• _RAW RECORDS_:

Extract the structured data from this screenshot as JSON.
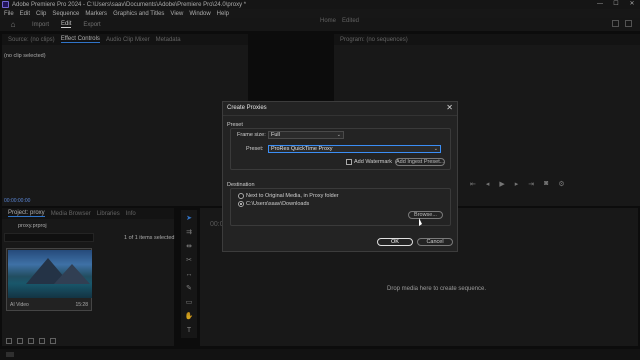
{
  "window": {
    "title": "Adobe Premiere Pro 2024 - C:\\Users\\saav\\Documents\\Adobe\\Premiere Pro\\24.0\\proxy *",
    "controls": [
      "—",
      "☐",
      "✕"
    ]
  },
  "menu": [
    "File",
    "Edit",
    "Clip",
    "Sequence",
    "Markers",
    "Graphics and Titles",
    "View",
    "Window",
    "Help"
  ],
  "workspace": {
    "tabs": [
      "Import",
      "Edit",
      "Export"
    ],
    "active_tab": "Edit",
    "right_labels": [
      "Home",
      "Edited"
    ]
  },
  "source_panel": {
    "tabs": [
      "Source: (no clips)",
      "Effect Controls",
      "Audio Clip Mixer",
      "Metadata"
    ],
    "active_tab": "Effect Controls",
    "subhead": "(no clip selected)",
    "timecode": "00:00:00:00"
  },
  "program_panel": {
    "tabs": [
      "Program: (no sequences)"
    ]
  },
  "project_panel": {
    "tabs": [
      "Project: proxy",
      "Media Browser",
      "Libraries",
      "Info"
    ],
    "active_tab": "Project: proxy",
    "file": "proxy.prproj",
    "item_count": "1 of 1 items selected",
    "clip": {
      "name": "AI Video",
      "duration": "15:28"
    }
  },
  "timeline": {
    "timecode": "00:00:00:00",
    "drop_text": "Drop media here to create sequence."
  },
  "dialog": {
    "title": "Create Proxies",
    "close": "✕",
    "preset_group": "Preset",
    "frame_size_label": "Frame size:",
    "frame_size_value": "Full",
    "preset_label": "Preset:",
    "preset_value": "ProRes QuickTime Proxy",
    "add_watermark": "Add Watermark",
    "add_ingest_preset": "Add Ingest Preset...",
    "destination_group": "Destination",
    "dest_option1": "Next to Original Media, in Proxy folder",
    "dest_option2": "C:\\Users\\saav\\Downloads",
    "browse": "Browse...",
    "ok": "OK",
    "cancel": "Cancel"
  }
}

• _AIM OF THE TASK_: Leave every image out, and retype the material exactly.

• _TASK OUTPUT_:
Extract the structured data from this screenshot as JSON.
{
  "window": {
    "title": "Adobe Premiere Pro 2024 - C:\\Users\\saav\\Documents\\Adobe\\Premiere Pro\\24.0\\proxy *",
    "controls": [
      "—",
      "☐",
      "✕"
    ]
  },
  "menu": [
    "File",
    "Edit",
    "Clip",
    "Sequence",
    "Markers",
    "Graphics and Titles",
    "View",
    "Window",
    "Help"
  ],
  "workspace": {
    "tabs": [
      "Import",
      "Edit",
      "Export"
    ],
    "active_tab": "Edit",
    "right_labels": [
      "Home",
      "Edited"
    ]
  },
  "source_panel": {
    "tabs": [
      "Source: (no clips)",
      "Effect Controls",
      "Audio Clip Mixer",
      "Metadata"
    ],
    "active_tab": "Effect Controls",
    "subhead": "(no clip selected)",
    "timecode": "00:00:00:00"
  },
  "program_panel": {
    "tabs": [
      "Program: (no sequences)"
    ]
  },
  "project_panel": {
    "tabs": [
      "Project: proxy",
      "Media Browser",
      "Libraries",
      "Info"
    ],
    "active_tab": "Project: proxy",
    "file": "proxy.prproj",
    "item_count": "1 of 1 items selected",
    "clip": {
      "name": "AI Video",
      "duration": "15:28"
    }
  },
  "timeline": {
    "timecode": "00:00:00:00",
    "drop_text": "Drop media here to create sequence."
  },
  "dialog": {
    "title": "Create Proxies",
    "close": "✕",
    "preset_group": "Preset",
    "frame_size_label": "Frame size:",
    "frame_size_value": "Full",
    "preset_label": "Preset:",
    "preset_value": "ProRes QuickTime Proxy",
    "add_watermark": "Add Watermark",
    "add_ingest_preset": "Add Ingest Preset...",
    "destination_group": "Destination",
    "dest_option1": "Next to Original Media, in Proxy folder",
    "dest_option2": "C:\\Users\\saav\\Downloads",
    "browse": "Browse...",
    "ok": "OK",
    "cancel": "Cancel"
  }
}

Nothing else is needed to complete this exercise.